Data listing
········

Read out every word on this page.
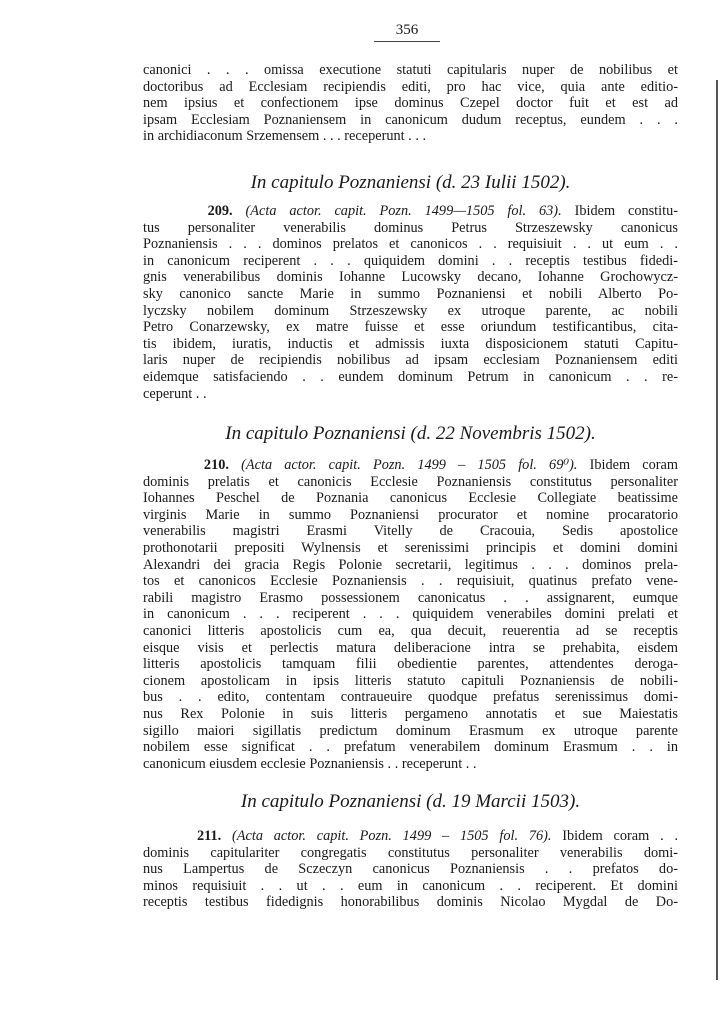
356
canonici . . . omissa executione statuti capitularis nuper de nobilibus et
doctoribus ad Ecclesiam recipiendis editi, pro hac vice, quia ante editio-
nem ipsius et confectionem ipse dominus Czepel doctor fuit et est ad
ipsam Ecclesiam Poznaniensem in canonicum dudum receptus, eundem . . .
in archidiaconum Srzemensem . . . receperunt . . .
In capitulo Poznaniensi (d. 23 Iulii 1502).
209. (Acta actor. capit. Pozn. 1499—1505 fol. 63). Ibidem constitu-
tus personaliter venerabilis dominus Petrus Strzeszewsky canonicus
Poznaniensis . . . dominos prelatos et canonicos . . requisiuit . . ut eum . .
in canonicum reciperent . . . quiquidem domini . . receptis testibus fidedi-
gnis venerabilibus dominis Iohanne Lucowsky decano, Iohanne Grochowycz-
sky canonico sancte Marie in summo Poznaniensi et nobili Alberto Po-
lyczsky nobilem dominum Strzeszewsky ex utroque parente, ac nobili
Petro Conarzewsky, ex matre fuisse et esse oriundum testificantibus, cita-
tis ibidem, iuratis, inductis et admissis iuxta disposicionem statuti Capitu-
laris nuper de recipiendis nobilibus ad ipsam ecclesiam Poznaniensem editi
eidemque satisfaciendo . . eundem dominum Petrum in canonicum . . re-
ceperunt . .
In capitulo Poznaniensi (d. 22 Novembris 1502).
210. (Acta actor. capit. Pozn. 1499 – 1505 fol. 69⁰). Ibidem coram
dominis prelatis et canonicis Ecclesie Poznaniensis constitutus personaliter
Iohannes Peschel de Poznania canonicus Ecclesie Collegiate beatissime
virginis Marie in summo Poznaniensi procurator et nomine procaratorio
venerabilis magistri Erasmi Vitelly de Cracouia, Sedis apostolice
prothonotarii prepositi Wylnensis et serenissimi principis et domini domini
Alexandri dei gracia Regis Polonie secretarii, legitimus . . . dominos prela-
tos et canonicos Ecclesie Poznaniensis . . requisiuit, quatinus prefato vene-
rabili magistro Erasmo possessionem canonicatus . . assignarent, eumque
in canonicum . . . reciperent . . . quiquidem venerabiles domini prelati et
canonici litteris apostolicis cum ea, qua decuit, reuerentia ad se receptis
eisque visis et perlectis matura deliberacione intra se prehabita, eisdem
litteris apostolicis tamquam filii obedientie parentes, attendentes deroga-
cionem apostolicam in ipsis litteris statuto capituli Poznaniensis de nobili-
bus . . edito, contentam contraueuire quodque prefatus serenissimus domi-
nus Rex Polonie in suis litteris pergameno annotatis et sue Maiestatis
sigillo maiori sigillatis predictum dominum Erasmum ex utroque parente
nobilem esse significat . . prefatum venerabilem dominum Erasmum . . in
canonicum eiusdem ecclesie Poznaniensis . . receperunt . .
In capitulo Poznaniensi (d. 19 Marcii 1503).
211. (Acta actor. capit. Pozn. 1499 – 1505 fol. 76). Ibidem coram . .
dominis capitulariter congregatis constitutus personaliter venerabilis domi-
nus Lampertus de Sczeczyn canonicus Poznaniensis . . prefatos do-
minos requisiuit . . ut . . eum in canonicum . . reciperent. Et domini
receptis testibus fidedignis honorabilibus dominis Nicolao Mygdal de Do-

········

INSTRUCTIONS TO FOLLOW:
Copy all lines from the material that hold "litteris".

TASK ANSWER:
canonici litteris apostolicis cum ea, qua decuit, reuerentia ad se receptis
litteris apostolicis tamquam filii obedientie parentes, attendentes deroga-
cionem apostolicam in ipsis litteris statuto capituli Poznaniensis de nobili-
nus Rex Polonie in suis litteris pergameno annotatis et sue Maiestatis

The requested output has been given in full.